== What is expected ==
No images are to be carried over; print all other material exactly as it stands.
··· Records for the task ···
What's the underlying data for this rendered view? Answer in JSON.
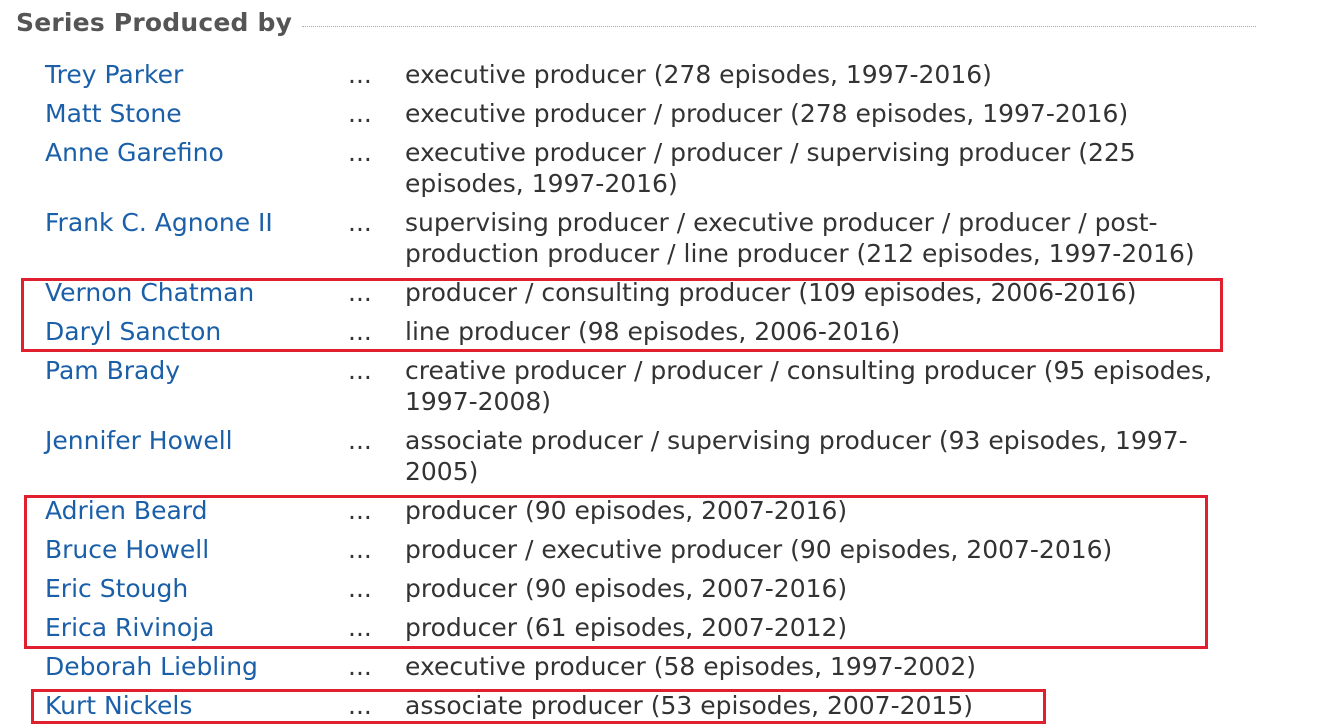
{
  "section": {
    "title": "Series Produced by"
  },
  "separator": "...",
  "producers": [
    {
      "name": "Trey Parker",
      "credit": "executive producer (278 episodes, 1997-2016)"
    },
    {
      "name": "Matt Stone",
      "credit": "executive producer / producer (278 episodes, 1997-2016)"
    },
    {
      "name": "Anne Garefino",
      "credit": "executive producer / producer / supervising producer (225 episodes, 1997-2016)"
    },
    {
      "name": "Frank C. Agnone II",
      "credit": "supervising producer / executive producer / producer / post-production producer / line producer (212 episodes, 1997-2016)"
    },
    {
      "name": "Vernon Chatman",
      "credit": "producer / consulting producer (109 episodes, 2006-2016)"
    },
    {
      "name": "Daryl Sancton",
      "credit": "line producer (98 episodes, 2006-2016)"
    },
    {
      "name": "Pam Brady",
      "credit": "creative producer / producer / consulting producer (95 episodes, 1997-2008)"
    },
    {
      "name": "Jennifer Howell",
      "credit": "associate producer / supervising producer (93 episodes, 1997-2005)"
    },
    {
      "name": "Adrien Beard",
      "credit": "producer (90 episodes, 2007-2016)"
    },
    {
      "name": "Bruce Howell",
      "credit": "producer / executive producer (90 episodes, 2007-2016)"
    },
    {
      "name": "Eric Stough",
      "credit": "producer (90 episodes, 2007-2016)"
    },
    {
      "name": "Erica Rivinoja",
      "credit": "producer (61 episodes, 2007-2012)"
    },
    {
      "name": "Deborah Liebling",
      "credit": "executive producer (58 episodes, 1997-2002)"
    },
    {
      "name": "Kurt Nickels",
      "credit": "associate producer (53 episodes, 2007-2015)"
    }
  ],
  "colors": {
    "link": "#1a5fa8",
    "text": "#333333",
    "heading": "#555555",
    "highlight": "#e0202e"
  }
}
···
== Exercise output ==
What's the underlying data for this rendered view? Answer in JSON.
{
  "section": {
    "title": "Series Produced by"
  },
  "separator": "...",
  "producers": [
    {
      "name": "Trey Parker",
      "credit": "executive producer (278 episodes, 1997-2016)"
    },
    {
      "name": "Matt Stone",
      "credit": "executive producer / producer (278 episodes, 1997-2016)"
    },
    {
      "name": "Anne Garefino",
      "credit": "executive producer / producer / supervising producer (225 episodes, 1997-2016)"
    },
    {
      "name": "Frank C. Agnone II",
      "credit": "supervising producer / executive producer / producer / post-production producer / line producer (212 episodes, 1997-2016)"
    },
    {
      "name": "Vernon Chatman",
      "credit": "producer / consulting producer (109 episodes, 2006-2016)"
    },
    {
      "name": "Daryl Sancton",
      "credit": "line producer (98 episodes, 2006-2016)"
    },
    {
      "name": "Pam Brady",
      "credit": "creative producer / producer / consulting producer (95 episodes, 1997-2008)"
    },
    {
      "name": "Jennifer Howell",
      "credit": "associate producer / supervising producer (93 episodes, 1997-2005)"
    },
    {
      "name": "Adrien Beard",
      "credit": "producer (90 episodes, 2007-2016)"
    },
    {
      "name": "Bruce Howell",
      "credit": "producer / executive producer (90 episodes, 2007-2016)"
    },
    {
      "name": "Eric Stough",
      "credit": "producer (90 episodes, 2007-2016)"
    },
    {
      "name": "Erica Rivinoja",
      "credit": "producer (61 episodes, 2007-2012)"
    },
    {
      "name": "Deborah Liebling",
      "credit": "executive producer (58 episodes, 1997-2002)"
    },
    {
      "name": "Kurt Nickels",
      "credit": "associate producer (53 episodes, 2007-2015)"
    }
  ],
  "colors": {
    "link": "#1a5fa8",
    "text": "#333333",
    "heading": "#555555",
    "highlight": "#e0202e"
  }
}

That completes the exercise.